::: DATA :::

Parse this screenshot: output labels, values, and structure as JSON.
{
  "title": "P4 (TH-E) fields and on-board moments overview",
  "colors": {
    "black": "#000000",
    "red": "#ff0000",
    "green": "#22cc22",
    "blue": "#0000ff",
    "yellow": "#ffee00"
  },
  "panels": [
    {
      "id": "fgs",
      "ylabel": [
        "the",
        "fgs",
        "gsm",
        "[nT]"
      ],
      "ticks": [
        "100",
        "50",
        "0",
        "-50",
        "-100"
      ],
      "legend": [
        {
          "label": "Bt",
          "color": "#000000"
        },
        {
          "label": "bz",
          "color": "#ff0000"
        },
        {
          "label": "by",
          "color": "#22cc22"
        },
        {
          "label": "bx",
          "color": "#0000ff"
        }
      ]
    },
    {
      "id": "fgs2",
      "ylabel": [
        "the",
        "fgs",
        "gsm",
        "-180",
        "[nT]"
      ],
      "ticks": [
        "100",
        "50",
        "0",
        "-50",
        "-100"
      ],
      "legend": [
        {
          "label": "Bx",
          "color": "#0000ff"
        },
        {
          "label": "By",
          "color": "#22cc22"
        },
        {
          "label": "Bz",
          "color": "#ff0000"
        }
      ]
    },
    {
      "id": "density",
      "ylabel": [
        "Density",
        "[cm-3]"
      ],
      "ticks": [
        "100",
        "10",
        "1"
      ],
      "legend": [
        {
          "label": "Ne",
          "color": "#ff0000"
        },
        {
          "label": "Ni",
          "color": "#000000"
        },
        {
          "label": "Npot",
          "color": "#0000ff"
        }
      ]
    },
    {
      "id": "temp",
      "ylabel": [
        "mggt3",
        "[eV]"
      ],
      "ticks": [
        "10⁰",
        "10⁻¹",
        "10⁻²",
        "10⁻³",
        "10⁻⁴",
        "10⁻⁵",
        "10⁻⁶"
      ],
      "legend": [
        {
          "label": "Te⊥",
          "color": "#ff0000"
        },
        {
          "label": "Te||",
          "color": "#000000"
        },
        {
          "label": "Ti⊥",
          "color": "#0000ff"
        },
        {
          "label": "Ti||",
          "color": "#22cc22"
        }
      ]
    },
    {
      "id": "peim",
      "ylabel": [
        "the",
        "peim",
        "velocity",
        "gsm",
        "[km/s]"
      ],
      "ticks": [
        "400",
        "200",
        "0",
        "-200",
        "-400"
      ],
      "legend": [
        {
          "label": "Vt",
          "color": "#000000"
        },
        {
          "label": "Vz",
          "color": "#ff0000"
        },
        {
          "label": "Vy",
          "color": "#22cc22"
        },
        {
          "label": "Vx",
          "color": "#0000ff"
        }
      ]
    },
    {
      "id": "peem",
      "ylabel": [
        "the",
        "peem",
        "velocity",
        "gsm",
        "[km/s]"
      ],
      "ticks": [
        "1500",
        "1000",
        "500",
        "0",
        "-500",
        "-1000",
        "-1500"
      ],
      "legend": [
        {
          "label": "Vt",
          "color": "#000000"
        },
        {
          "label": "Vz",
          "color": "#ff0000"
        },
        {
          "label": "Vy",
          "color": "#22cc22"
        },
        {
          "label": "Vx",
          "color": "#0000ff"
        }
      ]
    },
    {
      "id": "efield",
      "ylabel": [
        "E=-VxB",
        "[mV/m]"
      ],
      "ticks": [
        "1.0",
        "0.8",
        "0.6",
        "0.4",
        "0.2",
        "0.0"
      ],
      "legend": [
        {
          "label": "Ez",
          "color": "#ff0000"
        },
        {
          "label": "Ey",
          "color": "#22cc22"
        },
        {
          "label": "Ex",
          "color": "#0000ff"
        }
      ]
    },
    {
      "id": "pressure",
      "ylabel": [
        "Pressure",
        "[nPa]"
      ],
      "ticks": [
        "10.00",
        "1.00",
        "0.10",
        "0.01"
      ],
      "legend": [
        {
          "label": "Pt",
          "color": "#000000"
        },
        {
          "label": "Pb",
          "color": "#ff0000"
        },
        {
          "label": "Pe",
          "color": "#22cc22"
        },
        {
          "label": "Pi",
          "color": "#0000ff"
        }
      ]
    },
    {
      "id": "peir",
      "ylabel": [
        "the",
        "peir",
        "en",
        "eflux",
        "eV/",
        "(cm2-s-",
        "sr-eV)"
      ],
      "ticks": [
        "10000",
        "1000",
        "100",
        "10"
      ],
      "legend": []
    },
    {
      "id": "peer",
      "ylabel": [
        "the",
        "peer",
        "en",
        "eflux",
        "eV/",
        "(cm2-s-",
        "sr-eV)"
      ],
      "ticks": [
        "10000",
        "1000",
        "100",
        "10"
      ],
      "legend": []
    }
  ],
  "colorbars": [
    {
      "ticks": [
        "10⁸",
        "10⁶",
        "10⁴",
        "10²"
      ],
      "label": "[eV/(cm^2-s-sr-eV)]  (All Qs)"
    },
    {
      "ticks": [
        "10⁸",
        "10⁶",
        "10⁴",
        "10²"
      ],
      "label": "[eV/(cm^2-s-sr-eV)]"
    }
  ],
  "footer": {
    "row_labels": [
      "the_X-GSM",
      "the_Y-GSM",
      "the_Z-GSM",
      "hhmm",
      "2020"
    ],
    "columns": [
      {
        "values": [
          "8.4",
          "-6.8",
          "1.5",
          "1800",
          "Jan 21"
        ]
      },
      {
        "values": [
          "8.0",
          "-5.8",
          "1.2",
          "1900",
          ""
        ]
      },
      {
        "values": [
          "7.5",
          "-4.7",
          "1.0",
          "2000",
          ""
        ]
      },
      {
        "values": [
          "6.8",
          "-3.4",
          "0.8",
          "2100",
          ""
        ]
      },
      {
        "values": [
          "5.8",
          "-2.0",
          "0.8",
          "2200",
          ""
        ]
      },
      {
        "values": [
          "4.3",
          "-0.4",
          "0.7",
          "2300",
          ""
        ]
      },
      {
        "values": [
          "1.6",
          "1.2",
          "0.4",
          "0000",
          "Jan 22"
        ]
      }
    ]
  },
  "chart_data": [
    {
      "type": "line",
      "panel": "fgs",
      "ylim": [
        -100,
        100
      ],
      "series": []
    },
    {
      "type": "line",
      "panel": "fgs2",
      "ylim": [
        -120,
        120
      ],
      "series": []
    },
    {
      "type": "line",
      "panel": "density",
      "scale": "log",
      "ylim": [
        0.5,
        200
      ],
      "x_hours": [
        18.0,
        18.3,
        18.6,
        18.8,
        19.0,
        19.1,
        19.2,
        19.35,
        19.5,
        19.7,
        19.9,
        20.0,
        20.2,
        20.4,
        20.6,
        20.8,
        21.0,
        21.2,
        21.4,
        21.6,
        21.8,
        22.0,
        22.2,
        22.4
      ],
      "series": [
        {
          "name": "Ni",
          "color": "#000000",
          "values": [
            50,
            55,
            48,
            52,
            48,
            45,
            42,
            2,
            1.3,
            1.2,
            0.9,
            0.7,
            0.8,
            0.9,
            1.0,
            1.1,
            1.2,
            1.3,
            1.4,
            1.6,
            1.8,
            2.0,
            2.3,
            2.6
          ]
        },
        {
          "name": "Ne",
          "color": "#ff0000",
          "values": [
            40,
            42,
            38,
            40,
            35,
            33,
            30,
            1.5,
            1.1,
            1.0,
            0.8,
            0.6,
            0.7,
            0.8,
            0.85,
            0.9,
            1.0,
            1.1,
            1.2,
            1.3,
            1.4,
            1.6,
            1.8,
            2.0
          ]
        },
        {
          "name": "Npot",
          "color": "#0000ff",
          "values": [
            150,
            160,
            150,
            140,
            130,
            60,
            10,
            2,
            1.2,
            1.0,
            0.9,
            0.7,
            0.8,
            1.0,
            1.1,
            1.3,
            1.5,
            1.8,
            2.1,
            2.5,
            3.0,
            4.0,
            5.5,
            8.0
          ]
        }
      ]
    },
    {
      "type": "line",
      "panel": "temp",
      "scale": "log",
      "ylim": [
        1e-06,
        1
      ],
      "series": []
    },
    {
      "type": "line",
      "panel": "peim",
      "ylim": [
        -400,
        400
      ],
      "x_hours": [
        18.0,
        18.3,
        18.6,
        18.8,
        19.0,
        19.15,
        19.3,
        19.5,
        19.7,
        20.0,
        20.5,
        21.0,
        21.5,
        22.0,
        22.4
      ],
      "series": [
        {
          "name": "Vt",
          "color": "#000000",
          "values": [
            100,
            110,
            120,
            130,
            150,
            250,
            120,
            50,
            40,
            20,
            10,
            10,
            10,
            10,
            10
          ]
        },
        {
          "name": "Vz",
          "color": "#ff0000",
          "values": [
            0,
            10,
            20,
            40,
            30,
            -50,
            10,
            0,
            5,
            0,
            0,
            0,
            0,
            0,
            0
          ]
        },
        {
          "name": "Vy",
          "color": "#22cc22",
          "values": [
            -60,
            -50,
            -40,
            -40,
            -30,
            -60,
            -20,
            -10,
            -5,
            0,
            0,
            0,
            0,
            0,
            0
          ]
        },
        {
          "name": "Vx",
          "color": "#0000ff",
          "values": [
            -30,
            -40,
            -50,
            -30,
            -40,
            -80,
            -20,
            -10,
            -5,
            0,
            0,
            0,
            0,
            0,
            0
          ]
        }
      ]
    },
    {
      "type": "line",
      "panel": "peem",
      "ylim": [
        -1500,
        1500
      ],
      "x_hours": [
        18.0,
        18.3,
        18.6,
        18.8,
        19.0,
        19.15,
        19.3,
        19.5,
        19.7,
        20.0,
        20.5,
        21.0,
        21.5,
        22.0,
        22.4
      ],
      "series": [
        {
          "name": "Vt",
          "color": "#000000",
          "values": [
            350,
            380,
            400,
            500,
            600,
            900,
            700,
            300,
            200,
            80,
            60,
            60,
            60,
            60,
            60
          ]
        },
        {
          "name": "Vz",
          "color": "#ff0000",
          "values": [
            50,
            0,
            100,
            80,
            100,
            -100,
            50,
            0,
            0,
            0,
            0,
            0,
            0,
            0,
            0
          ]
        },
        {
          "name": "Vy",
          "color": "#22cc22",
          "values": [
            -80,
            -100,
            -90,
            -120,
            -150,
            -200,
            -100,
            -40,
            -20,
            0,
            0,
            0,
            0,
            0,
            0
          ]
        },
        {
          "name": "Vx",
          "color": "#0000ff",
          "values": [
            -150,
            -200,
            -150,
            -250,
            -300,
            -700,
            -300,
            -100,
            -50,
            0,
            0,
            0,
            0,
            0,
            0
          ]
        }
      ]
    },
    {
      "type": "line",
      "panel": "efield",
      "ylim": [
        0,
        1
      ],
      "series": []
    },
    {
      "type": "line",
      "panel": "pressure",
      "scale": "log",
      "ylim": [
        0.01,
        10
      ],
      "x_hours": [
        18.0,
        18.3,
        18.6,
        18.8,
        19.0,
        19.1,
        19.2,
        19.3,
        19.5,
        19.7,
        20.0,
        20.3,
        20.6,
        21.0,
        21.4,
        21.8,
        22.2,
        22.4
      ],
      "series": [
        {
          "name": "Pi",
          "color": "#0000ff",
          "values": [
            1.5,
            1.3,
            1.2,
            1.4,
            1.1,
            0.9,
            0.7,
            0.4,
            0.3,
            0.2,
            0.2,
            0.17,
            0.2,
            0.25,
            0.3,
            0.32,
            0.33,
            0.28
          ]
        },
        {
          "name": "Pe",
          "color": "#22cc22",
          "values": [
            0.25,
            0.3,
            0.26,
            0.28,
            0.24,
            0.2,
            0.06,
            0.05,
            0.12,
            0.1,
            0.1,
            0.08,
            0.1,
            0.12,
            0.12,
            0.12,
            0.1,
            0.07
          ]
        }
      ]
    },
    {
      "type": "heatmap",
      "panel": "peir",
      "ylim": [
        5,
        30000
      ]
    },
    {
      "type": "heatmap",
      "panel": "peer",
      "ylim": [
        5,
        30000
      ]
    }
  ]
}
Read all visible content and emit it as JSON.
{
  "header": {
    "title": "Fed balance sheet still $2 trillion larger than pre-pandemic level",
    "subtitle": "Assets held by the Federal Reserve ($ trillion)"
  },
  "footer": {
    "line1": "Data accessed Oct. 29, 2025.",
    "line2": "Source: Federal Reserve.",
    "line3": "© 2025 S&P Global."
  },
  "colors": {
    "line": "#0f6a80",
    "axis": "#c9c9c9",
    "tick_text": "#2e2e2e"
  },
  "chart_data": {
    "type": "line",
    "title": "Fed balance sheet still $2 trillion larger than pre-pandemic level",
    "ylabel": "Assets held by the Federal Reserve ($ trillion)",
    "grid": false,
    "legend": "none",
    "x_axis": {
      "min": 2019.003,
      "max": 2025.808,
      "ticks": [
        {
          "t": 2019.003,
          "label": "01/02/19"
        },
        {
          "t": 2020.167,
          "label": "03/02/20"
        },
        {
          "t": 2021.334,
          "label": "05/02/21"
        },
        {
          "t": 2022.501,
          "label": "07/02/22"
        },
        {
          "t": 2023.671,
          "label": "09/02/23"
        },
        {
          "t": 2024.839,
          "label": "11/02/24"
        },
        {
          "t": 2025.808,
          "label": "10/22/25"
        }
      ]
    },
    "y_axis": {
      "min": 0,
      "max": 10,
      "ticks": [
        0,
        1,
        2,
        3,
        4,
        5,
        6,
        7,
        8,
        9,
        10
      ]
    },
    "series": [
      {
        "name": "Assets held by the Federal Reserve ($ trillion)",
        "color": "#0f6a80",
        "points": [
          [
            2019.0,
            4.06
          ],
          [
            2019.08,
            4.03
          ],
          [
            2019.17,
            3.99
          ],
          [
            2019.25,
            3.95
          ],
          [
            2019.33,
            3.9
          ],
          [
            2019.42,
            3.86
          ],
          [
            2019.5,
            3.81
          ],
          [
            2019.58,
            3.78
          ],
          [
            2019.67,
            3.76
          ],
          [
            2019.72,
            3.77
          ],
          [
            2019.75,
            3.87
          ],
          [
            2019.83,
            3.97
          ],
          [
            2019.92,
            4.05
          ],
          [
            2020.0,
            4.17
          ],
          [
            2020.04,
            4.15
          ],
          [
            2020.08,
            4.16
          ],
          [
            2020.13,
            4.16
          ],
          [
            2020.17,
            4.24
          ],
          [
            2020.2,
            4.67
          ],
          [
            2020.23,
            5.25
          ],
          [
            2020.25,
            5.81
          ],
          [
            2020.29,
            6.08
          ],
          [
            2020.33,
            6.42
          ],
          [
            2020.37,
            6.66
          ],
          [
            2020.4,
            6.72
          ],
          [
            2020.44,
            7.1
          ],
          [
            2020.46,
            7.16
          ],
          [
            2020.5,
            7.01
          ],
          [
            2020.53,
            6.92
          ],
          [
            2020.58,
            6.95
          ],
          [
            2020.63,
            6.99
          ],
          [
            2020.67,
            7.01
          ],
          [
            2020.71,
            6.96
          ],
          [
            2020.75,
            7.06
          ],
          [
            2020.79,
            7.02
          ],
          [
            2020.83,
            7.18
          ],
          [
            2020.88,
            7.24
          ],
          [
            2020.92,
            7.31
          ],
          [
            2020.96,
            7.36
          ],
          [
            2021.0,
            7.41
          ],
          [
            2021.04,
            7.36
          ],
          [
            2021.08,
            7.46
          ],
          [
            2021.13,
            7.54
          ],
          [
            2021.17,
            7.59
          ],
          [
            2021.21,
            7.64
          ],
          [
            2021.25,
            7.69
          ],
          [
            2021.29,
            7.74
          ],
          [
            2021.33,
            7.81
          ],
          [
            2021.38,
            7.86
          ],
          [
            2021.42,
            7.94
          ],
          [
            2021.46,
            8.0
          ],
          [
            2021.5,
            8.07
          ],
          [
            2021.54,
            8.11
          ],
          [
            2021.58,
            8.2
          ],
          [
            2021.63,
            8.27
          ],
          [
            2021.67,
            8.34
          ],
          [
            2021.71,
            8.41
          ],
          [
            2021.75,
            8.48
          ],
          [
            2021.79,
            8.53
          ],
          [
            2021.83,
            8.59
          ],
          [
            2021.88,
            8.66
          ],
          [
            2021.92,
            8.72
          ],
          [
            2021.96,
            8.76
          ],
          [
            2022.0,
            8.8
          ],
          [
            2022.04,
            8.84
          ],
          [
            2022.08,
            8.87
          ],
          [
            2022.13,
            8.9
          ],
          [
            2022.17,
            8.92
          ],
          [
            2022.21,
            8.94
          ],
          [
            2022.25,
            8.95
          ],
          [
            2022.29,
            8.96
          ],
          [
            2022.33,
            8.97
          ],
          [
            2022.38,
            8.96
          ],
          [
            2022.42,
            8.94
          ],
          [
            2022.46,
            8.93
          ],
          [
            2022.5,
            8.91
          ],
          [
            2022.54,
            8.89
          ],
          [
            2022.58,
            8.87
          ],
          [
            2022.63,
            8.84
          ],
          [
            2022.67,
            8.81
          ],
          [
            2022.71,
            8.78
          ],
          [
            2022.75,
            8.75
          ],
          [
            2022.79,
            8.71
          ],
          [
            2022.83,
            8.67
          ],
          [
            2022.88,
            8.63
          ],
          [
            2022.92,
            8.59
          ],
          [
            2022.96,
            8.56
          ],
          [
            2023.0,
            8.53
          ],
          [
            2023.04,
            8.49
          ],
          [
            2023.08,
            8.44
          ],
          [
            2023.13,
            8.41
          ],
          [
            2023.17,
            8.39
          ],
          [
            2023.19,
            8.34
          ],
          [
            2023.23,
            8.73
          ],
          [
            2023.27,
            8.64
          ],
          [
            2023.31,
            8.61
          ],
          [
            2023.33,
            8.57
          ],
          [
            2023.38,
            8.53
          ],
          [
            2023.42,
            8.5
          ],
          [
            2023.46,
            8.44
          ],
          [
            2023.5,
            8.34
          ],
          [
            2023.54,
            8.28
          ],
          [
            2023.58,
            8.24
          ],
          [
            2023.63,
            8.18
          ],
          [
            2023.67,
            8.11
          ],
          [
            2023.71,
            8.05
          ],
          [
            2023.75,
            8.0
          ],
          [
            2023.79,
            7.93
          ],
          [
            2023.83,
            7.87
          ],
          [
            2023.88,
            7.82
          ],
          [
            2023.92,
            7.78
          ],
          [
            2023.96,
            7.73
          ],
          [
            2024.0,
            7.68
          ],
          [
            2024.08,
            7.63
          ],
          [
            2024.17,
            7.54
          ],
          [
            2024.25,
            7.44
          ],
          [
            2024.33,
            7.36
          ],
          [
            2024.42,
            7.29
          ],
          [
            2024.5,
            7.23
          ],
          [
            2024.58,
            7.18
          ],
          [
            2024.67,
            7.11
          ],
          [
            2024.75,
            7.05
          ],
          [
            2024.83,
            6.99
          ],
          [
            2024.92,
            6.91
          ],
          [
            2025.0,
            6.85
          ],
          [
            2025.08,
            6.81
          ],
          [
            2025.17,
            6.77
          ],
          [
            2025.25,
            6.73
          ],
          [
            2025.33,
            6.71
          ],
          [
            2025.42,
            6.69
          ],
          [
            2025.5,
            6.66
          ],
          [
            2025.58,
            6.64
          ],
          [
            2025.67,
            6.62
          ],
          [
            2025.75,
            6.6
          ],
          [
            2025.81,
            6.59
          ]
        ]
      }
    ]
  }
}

:::

Using the entries above, return each line that includes the word "Reserve".

ANSWER TO THIS EXERCISE.
    "subtitle": "Assets held by the Federal Reserve ($ trillion)"
    "line2": "Source: Federal Reserve.",
    "ylabel": "Assets held by the Federal Reserve ($ trillion)",
        "name": "Assets held by the Federal Reserve ($ trillion)",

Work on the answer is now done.